**Challenge:** Return every line below as is, leaving out the pictures.

Figure data in JSON:
[START]

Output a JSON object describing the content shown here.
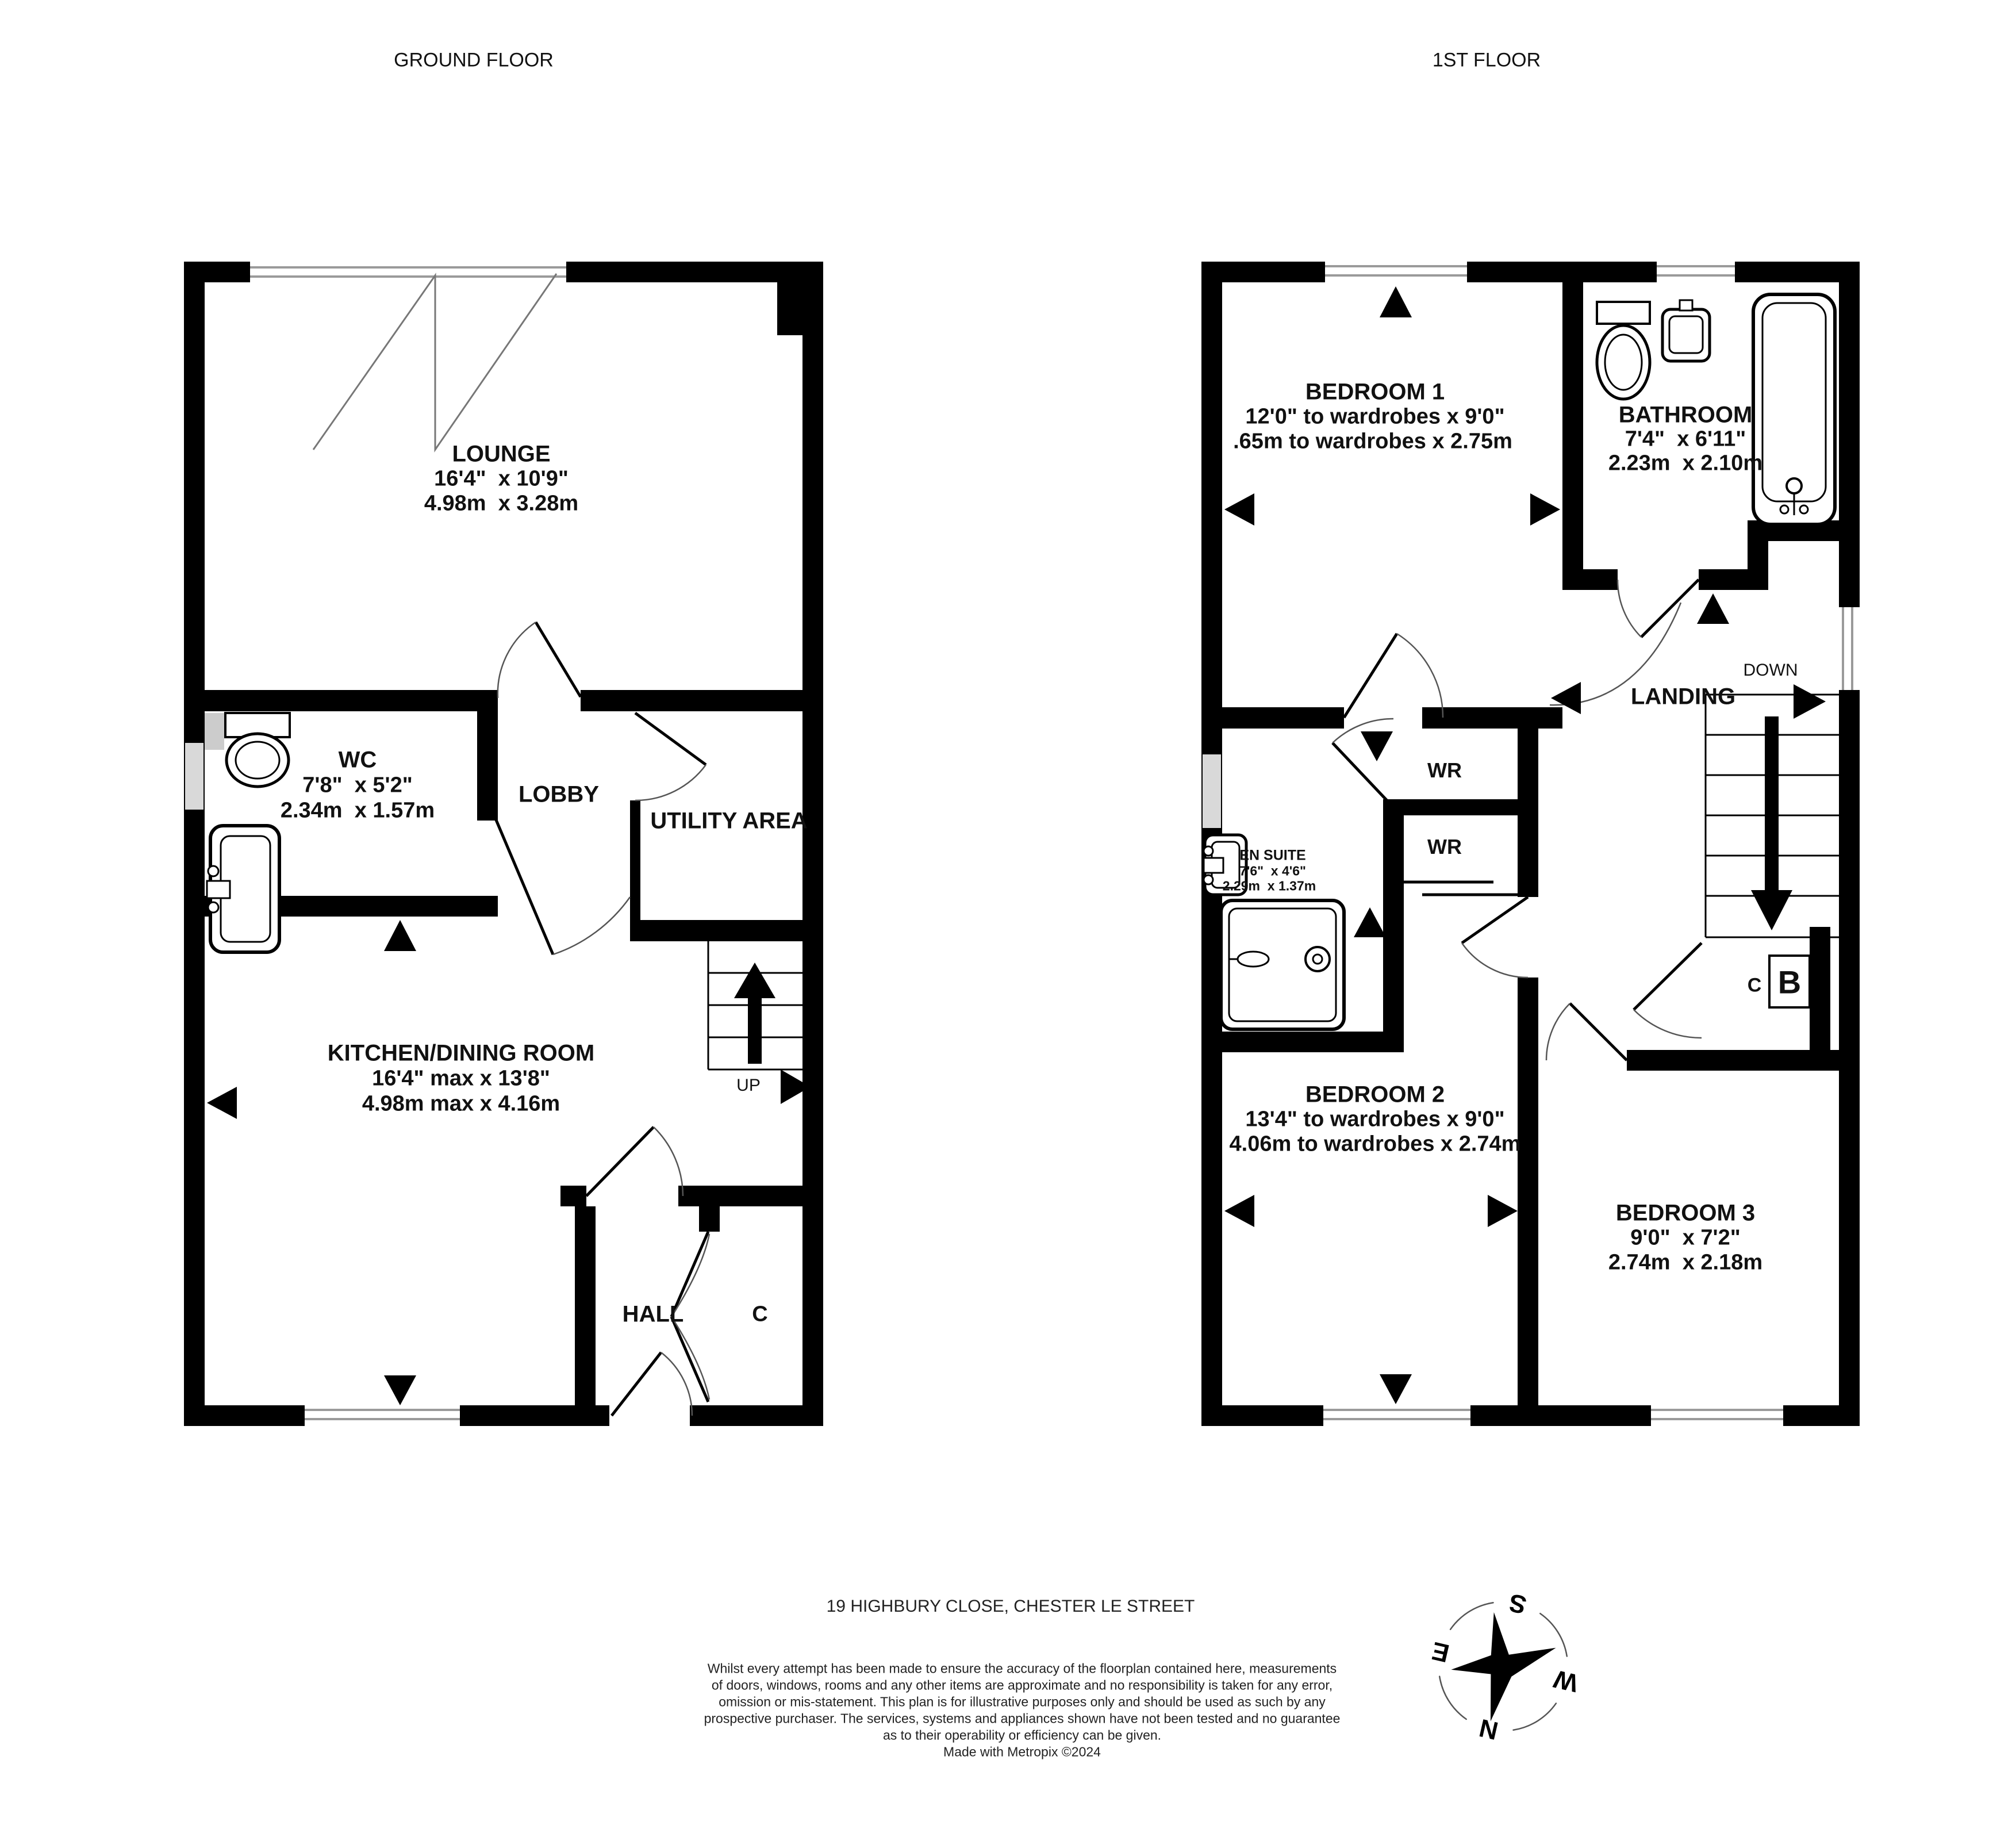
{
  "floors": {
    "ground": {
      "title": "GROUND FLOOR",
      "rooms": {
        "lounge": {
          "name": "LOUNGE",
          "imperial": "16'4\"  x 10'9\"",
          "metric": "4.98m  x 3.28m"
        },
        "wc": {
          "name": "WC",
          "imperial": "7'8\"  x 5'2\"",
          "metric": "2.34m  x 1.57m"
        },
        "lobby": {
          "name": "LOBBY"
        },
        "utility": {
          "name": "UTILITY AREA"
        },
        "kitchen": {
          "name": "KITCHEN/DINING ROOM",
          "imperial": "16'4\" max x 13'8\"",
          "metric": "4.98m max x 4.16m"
        },
        "hall": {
          "name": "HALL"
        },
        "cupboard": {
          "name": "C"
        }
      },
      "stairs_label": "UP"
    },
    "first": {
      "title": "1ST FLOOR",
      "rooms": {
        "bedroom1": {
          "name": "BEDROOM 1",
          "imperial": "12'0\" to wardrobes x 9'0\"",
          "metric": ".65m to wardrobes x 2.75m"
        },
        "bathroom": {
          "name": "BATHROOM",
          "imperial": "7'4\"  x 6'11\"",
          "metric": "2.23m  x 2.10m"
        },
        "landing": {
          "name": "LANDING"
        },
        "ensuite": {
          "name": "EN SUITE",
          "imperial": "7'6\"  x 4'6\"",
          "metric": "2.29m  x 1.37m"
        },
        "wr_top": {
          "name": "WR"
        },
        "wr_bottom": {
          "name": "WR"
        },
        "bedroom2": {
          "name": "BEDROOM 2",
          "imperial": "13'4\" to wardrobes x 9'0\"",
          "metric": "4.06m to wardrobes x 2.74m"
        },
        "bedroom3": {
          "name": "BEDROOM 3",
          "imperial": "9'0\"  x 7'2\"",
          "metric": "2.74m  x 2.18m"
        },
        "cupboard": {
          "name": "C"
        },
        "boiler": {
          "name": "B"
        }
      },
      "stairs_label": "DOWN"
    }
  },
  "compass": {
    "n": "N",
    "e": "E",
    "s": "S",
    "w": "W"
  },
  "footer": {
    "address": "19 HIGHBURY CLOSE, CHESTER LE STREET",
    "disclaimer_lines": [
      "Whilst every attempt has been made to ensure the accuracy of the floorplan contained here, measurements",
      "of doors, windows, rooms and any other items are approximate and no responsibility is taken for any error,",
      "omission or mis-statement. This plan is for illustrative purposes only and should be used as such by any",
      "prospective purchaser. The services, systems and appliances shown have not been tested and no guarantee",
      "as to their operability or efficiency can be given.",
      "Made with Metropix ©2024"
    ]
  },
  "colors": {
    "wall": "#000000",
    "window_line": "#9a9a9a",
    "background": "#ffffff"
  }
}
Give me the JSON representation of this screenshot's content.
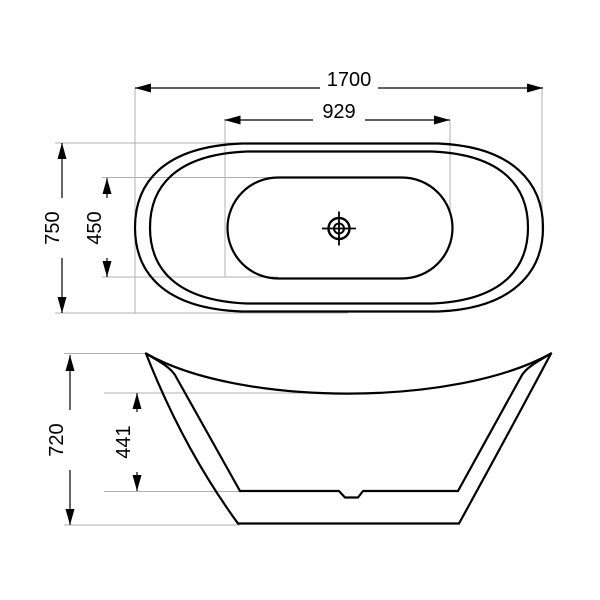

[END]

**Result for this task:**
Output a JSON object describing the content shown here.
{
  "floors": {
    "ground": {
      "title": "GROUND FLOOR",
      "rooms": {
        "lounge": {
          "name": "LOUNGE",
          "imperial": "16'4\"  x 10'9\"",
          "metric": "4.98m  x 3.28m"
        },
        "wc": {
          "name": "WC",
          "imperial": "7'8\"  x 5'2\"",
          "metric": "2.34m  x 1.57m"
        },
        "lobby": {
          "name": "LOBBY"
        },
        "utility": {
          "name": "UTILITY AREA"
        },
        "kitchen": {
          "name": "KITCHEN/DINING ROOM",
          "imperial": "16'4\" max x 13'8\"",
          "metric": "4.98m max x 4.16m"
        },
        "hall": {
          "name": "HALL"
        },
        "cupboard": {
          "name": "C"
        }
      },
      "stairs_label": "UP"
    },
    "first": {
      "title": "1ST FLOOR",
      "rooms": {
        "bedroom1": {
          "name": "BEDROOM 1",
          "imperial": "12'0\" to wardrobes x 9'0\"",
          "metric": ".65m to wardrobes x 2.75m"
        },
        "bathroom": {
          "name": "BATHROOM",
          "imperial": "7'4\"  x 6'11\"",
          "metric": "2.23m  x 2.10m"
        },
        "landing": {
          "name": "LANDING"
        },
        "ensuite": {
          "name": "EN SUITE",
          "imperial": "7'6\"  x 4'6\"",
          "metric": "2.29m  x 1.37m"
        },
        "wr_top": {
          "name": "WR"
        },
        "wr_bottom": {
          "name": "WR"
        },
        "bedroom2": {
          "name": "BEDROOM 2",
          "imperial": "13'4\" to wardrobes x 9'0\"",
          "metric": "4.06m to wardrobes x 2.74m"
        },
        "bedroom3": {
          "name": "BEDROOM 3",
          "imperial": "9'0\"  x 7'2\"",
          "metric": "2.74m  x 2.18m"
        },
        "cupboard": {
          "name": "C"
        },
        "boiler": {
          "name": "B"
        }
      },
      "stairs_label": "DOWN"
    }
  },
  "compass": {
    "n": "N",
    "e": "E",
    "s": "S",
    "w": "W"
  },
  "footer": {
    "address": "19 HIGHBURY CLOSE, CHESTER LE STREET",
    "disclaimer_lines": [
      "Whilst every attempt has been made to ensure the accuracy of the floorplan contained here, measurements",
      "of doors, windows, rooms and any other items are approximate and no responsibility is taken for any error,",
      "omission or mis-statement. This plan is for illustrative purposes only and should be used as such by any",
      "prospective purchaser. The services, systems and appliances shown have not been tested and no guarantee",
      "as to their operability or efficiency can be given.",
      "Made with Metropix ©2024"
    ]
  },
  "colors": {
    "wall": "#000000",
    "window_line": "#9a9a9a",
    "background": "#ffffff"
  }
}
Give me the JSON representation of this screenshot's content.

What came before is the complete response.